» TEXT TO READ:
Re: B.10 Empty elements?

lee@sq.com wrote:
> 
> > If minimization is not allowed where content is possible, and any tag
> > without content is defacto, empty, then why should I need the </e>?
> 
> Consider
> 
> <Chapter><title>this is a 200-page chapter, sorry</title>
> <PGBRK>
> <P> .....
> 
> We can't process the PGBRK and the other elements inside Chapter until
> we've seen </Chapter>, and hence have deduced that there is no </PGBRK> --
> otherwise we'd think all the <P> elements were within PGBRK.

Not disputing your case case:

1.  Is the extreme case the common case?  I would have a chat 
with an author that produced a 200 page chapter.  

2.  Isn't this a case where the DTDlessness bites?  IOW, if a 
DTD is allowed, you know that <PGBRK> is minimized.  If a DTD
is allowed, but is not used, is that a problem with XML or 
practice?

3.  Is the processing time severe for the case you state?

» WORK TO COMPLETE:
[A] Answer these questions about the message on empty elements above:
(i) What title does the quoted example give the chapter?
(ii) According to the quoted reply, what would be wrongly assumed about the <P> elements without having seen </Chapter>?
(iii) What does the writer say they would do with an author who produced a 200-page chapter?
[B] Carry on the message about empty elements, starting after its last sentence.

» DATA EXCERPT:
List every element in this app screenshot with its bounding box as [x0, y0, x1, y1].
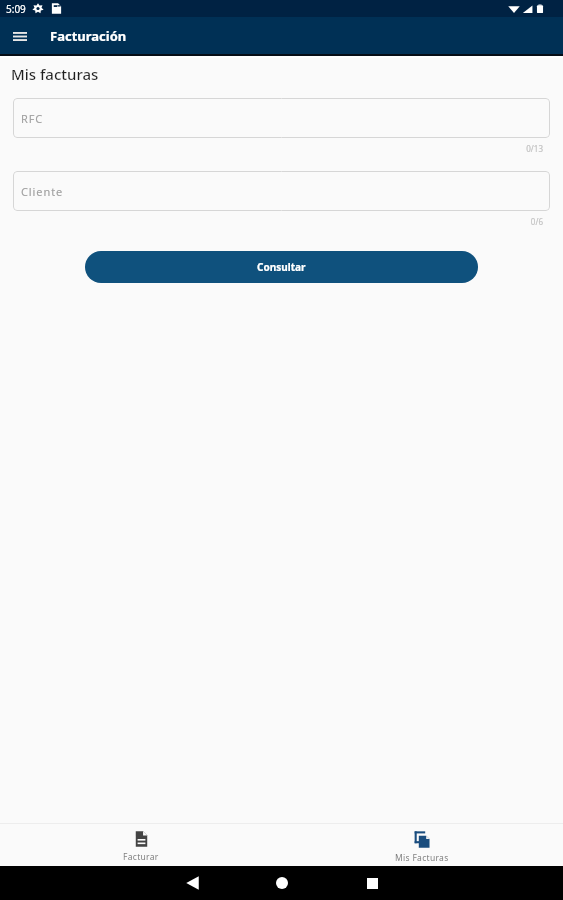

» EXERCISE ANSWERS:
[A]
(i) "this is a 200-page chapter, sorry"
(ii) That all the <P> elements were within PGBRK.
(iii) Have a chat with that author.

[B]
I realize this question has many hands to argue with.

> Of course, it could simply have been a user error...

Yes but that is the reason for validation in authoring 
where I believe a DTD is at its most useful.  The case 
for network is determined by the operations the receiver 
must perform to do *something useful* which seems to be 
in these discussions, be rendering.  I agree completely 
that the DTD should not be needed there, but that unless
one can *spot* the <pgbrk> and determine it is empty,
it is needed.  So, wouldn't it be a design error on the 
transmitter's part not to indicate a DTD is needed to 
process?
 
> If empty elements were marked syntactically, e.g.
> <@PGBRK>
> then there would be no problem.
> 
> This can be done by allowind @ as a name start character, and then
> saying that in XML, empty elements have names starting with @.
> If SGML could be augmented to allow a different open tag delimiter for
> EMPTY elements, it could use <@, and the entire problem would vanish.

That appears to me to be a solution.  Doesn't this break compatibility 
with SGML?  Is it something that SGML 97 could quickly address?
Charles?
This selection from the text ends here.